Il capitolo introduttivo al volume ci indica, inoltre, che i vantaggi di
valorizzare il plurilinguismo a scuola non si limitano a riguardare la sfera
della competenza linguistica in sé. La lingua d’origine, quella parlata dalla
propria famiglia, è una parte fondamentale della propria identità personale,
ed è per questo che il potenziamento della lingua italiana non deve avvenire a
suo discapito. Le lingue, perché siano mantenute, hanno bisogno di essere
riconosciute e di avere una funzione sociale e, in un ambiente in cui la lingua
predominante è l’italiano, rischiano di scomparire, portandosi via una parte
dell’identità personale di chi le parla. È sotto l’impulso delle Dieci tesi per
l’educazione linguistica democratica (GISCEL 1975) che la scuola si fa carico
del compito di valorizzare le origini culturali e linguistiche degli alunni.

[DATI DELL'ESERCIZIO]

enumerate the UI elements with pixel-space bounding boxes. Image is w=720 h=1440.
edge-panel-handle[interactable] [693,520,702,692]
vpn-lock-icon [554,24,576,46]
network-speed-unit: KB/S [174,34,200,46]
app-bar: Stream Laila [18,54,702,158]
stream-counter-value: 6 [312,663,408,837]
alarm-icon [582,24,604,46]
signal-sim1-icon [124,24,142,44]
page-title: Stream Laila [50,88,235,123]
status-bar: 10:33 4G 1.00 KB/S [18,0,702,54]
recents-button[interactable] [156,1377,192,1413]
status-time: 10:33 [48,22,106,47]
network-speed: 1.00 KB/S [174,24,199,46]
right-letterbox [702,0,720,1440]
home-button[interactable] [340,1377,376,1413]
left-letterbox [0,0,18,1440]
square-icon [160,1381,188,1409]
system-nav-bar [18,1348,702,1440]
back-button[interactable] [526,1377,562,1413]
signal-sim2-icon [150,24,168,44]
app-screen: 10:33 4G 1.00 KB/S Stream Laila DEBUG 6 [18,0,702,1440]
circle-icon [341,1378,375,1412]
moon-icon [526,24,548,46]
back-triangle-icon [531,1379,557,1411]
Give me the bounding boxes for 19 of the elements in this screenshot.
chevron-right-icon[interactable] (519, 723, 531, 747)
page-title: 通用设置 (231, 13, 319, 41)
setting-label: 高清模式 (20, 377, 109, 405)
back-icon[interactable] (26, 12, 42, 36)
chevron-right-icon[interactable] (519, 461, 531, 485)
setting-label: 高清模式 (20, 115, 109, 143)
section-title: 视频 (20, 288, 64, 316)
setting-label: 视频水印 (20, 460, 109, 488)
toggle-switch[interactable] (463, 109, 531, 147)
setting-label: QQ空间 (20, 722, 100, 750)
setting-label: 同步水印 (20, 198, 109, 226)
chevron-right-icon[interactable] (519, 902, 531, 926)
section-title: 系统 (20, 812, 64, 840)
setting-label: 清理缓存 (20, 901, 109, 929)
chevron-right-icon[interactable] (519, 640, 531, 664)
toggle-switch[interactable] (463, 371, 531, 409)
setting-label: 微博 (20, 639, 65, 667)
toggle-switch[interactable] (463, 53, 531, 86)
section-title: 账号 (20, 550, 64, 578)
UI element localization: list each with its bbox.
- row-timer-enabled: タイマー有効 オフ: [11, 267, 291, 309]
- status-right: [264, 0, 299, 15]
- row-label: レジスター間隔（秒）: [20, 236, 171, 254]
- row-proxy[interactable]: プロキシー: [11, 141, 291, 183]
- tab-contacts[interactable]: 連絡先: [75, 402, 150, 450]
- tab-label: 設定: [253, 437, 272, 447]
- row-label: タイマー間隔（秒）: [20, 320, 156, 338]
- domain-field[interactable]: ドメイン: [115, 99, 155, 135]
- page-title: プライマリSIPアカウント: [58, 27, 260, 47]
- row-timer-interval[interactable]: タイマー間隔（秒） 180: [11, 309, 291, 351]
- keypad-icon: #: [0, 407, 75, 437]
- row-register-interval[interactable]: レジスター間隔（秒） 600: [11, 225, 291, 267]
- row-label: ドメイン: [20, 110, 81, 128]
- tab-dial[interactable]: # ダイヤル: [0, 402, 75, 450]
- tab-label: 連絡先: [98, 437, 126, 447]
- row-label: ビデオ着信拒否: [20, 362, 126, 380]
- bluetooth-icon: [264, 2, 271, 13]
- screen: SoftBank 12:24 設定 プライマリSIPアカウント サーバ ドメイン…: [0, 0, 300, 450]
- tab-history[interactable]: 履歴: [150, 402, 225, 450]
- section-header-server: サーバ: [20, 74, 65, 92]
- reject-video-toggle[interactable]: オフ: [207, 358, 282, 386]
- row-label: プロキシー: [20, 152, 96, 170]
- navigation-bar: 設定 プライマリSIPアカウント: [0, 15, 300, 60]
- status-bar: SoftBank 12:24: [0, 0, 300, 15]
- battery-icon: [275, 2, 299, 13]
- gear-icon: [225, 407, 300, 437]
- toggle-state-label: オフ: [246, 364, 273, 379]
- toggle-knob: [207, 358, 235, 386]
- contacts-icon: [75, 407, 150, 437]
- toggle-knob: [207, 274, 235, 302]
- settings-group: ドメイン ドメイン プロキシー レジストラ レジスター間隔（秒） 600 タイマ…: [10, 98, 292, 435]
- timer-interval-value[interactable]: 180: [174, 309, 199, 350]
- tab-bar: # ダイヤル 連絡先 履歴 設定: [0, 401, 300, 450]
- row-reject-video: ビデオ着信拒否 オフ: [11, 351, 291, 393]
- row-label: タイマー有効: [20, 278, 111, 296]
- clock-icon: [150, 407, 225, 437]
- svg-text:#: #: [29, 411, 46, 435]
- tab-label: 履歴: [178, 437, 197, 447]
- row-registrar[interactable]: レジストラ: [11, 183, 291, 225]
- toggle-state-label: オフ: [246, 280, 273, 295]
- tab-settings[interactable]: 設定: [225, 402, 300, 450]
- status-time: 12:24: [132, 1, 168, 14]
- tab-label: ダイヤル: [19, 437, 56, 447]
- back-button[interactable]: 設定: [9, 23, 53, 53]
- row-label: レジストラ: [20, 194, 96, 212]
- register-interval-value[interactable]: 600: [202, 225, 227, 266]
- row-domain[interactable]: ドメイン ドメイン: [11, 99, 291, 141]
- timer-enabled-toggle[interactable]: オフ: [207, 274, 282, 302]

[COMPITO A]
Secondo il brano, sotto l'impulso di quale documento la scuola si assume il compito di valorizzare le origini culturali e linguistiche degli alunni?
[COMPITO B]
Duplica senza modifiche le righe dei dati dell'esercizio, dalla prima fino a quella che contiene "page-title: Stream Laila [50,88,235,123]", entrambe incluse.

[RISPOSTA SCRITTA A]
Sotto l'impulso delle Dieci tesi per l'educazione linguistica democratica (GISCEL 1975).

[RISPOSTA SCRITTA B]
enumerate the UI elements with pixel-space bounding boxes. Image is w=720 h=1440.
edge-panel-handle[interactable] [693,520,702,692]
vpn-lock-icon [554,24,576,46]
network-speed-unit: KB/S [174,34,200,46]
app-bar: Stream Laila [18,54,702,158]
stream-counter-value: 6 [312,663,408,837]
alarm-icon [582,24,604,46]
signal-sim1-icon [124,24,142,44]
page-title: Stream Laila [50,88,235,123]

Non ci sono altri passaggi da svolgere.